§ **Request**
Return each line that holds the word "Assets".

§ **Input**
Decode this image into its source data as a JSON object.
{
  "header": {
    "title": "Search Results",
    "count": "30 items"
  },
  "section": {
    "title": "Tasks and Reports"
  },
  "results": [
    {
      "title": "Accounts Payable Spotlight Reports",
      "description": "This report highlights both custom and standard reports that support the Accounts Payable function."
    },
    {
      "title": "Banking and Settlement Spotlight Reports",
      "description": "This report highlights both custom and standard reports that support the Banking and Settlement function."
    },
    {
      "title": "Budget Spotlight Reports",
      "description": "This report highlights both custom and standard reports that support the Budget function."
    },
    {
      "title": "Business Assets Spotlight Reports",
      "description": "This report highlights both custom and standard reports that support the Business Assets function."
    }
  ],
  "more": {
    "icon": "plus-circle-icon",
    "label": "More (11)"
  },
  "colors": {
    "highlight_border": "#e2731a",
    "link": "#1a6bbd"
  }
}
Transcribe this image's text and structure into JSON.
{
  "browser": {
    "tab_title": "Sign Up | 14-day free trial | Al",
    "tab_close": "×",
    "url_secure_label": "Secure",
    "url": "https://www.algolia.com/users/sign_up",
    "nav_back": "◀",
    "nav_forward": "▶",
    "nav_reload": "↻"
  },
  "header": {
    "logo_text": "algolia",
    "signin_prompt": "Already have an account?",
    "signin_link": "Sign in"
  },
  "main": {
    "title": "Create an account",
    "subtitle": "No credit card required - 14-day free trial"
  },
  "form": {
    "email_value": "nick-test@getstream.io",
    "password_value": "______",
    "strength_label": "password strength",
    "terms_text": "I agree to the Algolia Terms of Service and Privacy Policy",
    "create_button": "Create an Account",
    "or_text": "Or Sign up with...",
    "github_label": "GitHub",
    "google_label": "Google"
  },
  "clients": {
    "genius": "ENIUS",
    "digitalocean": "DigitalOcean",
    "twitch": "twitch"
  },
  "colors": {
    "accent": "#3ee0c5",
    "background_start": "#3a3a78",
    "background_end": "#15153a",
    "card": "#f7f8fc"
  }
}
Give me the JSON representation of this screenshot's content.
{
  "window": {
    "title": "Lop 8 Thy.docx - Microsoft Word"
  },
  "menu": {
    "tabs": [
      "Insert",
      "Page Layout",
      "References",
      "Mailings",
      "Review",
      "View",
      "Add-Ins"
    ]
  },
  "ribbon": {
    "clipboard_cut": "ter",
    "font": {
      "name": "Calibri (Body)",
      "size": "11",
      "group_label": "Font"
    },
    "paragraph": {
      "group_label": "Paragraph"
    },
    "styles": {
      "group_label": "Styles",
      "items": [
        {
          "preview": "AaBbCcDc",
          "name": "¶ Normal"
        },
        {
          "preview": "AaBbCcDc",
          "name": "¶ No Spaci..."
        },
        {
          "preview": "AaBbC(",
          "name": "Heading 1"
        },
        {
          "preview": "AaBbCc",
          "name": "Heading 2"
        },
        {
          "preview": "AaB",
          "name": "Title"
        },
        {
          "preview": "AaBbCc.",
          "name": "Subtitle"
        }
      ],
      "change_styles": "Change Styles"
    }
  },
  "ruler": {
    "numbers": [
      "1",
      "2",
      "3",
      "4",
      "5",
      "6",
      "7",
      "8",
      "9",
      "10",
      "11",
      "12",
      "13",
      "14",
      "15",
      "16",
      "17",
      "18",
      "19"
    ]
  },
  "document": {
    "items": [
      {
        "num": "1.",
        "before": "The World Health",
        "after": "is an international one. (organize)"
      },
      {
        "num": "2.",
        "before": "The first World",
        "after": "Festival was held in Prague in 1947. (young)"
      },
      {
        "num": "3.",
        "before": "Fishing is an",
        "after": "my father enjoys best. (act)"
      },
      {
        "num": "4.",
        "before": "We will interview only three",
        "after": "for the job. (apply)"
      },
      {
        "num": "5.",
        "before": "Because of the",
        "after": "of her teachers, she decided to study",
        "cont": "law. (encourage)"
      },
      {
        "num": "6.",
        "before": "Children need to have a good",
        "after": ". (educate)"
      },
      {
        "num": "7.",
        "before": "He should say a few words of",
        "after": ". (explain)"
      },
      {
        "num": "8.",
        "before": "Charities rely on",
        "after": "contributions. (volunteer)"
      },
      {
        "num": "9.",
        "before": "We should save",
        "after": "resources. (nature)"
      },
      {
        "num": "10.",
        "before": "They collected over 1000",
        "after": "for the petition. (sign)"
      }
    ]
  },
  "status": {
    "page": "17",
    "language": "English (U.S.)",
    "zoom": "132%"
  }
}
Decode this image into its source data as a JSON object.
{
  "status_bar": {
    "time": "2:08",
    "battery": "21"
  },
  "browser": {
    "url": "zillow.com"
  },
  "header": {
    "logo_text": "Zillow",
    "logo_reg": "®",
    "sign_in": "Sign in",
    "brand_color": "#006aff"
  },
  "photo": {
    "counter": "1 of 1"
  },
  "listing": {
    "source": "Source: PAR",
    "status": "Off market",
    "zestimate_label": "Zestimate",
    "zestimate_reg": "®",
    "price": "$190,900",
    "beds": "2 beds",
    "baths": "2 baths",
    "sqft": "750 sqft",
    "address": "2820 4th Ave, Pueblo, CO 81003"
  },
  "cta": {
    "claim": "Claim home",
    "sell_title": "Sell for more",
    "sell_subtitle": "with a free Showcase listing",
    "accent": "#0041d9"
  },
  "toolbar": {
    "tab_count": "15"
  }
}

§ **Final result**
      "title": "Business Assets Spotlight Reports",
      "description": "This report highlights both custom and standard reports that support the Business Assets function."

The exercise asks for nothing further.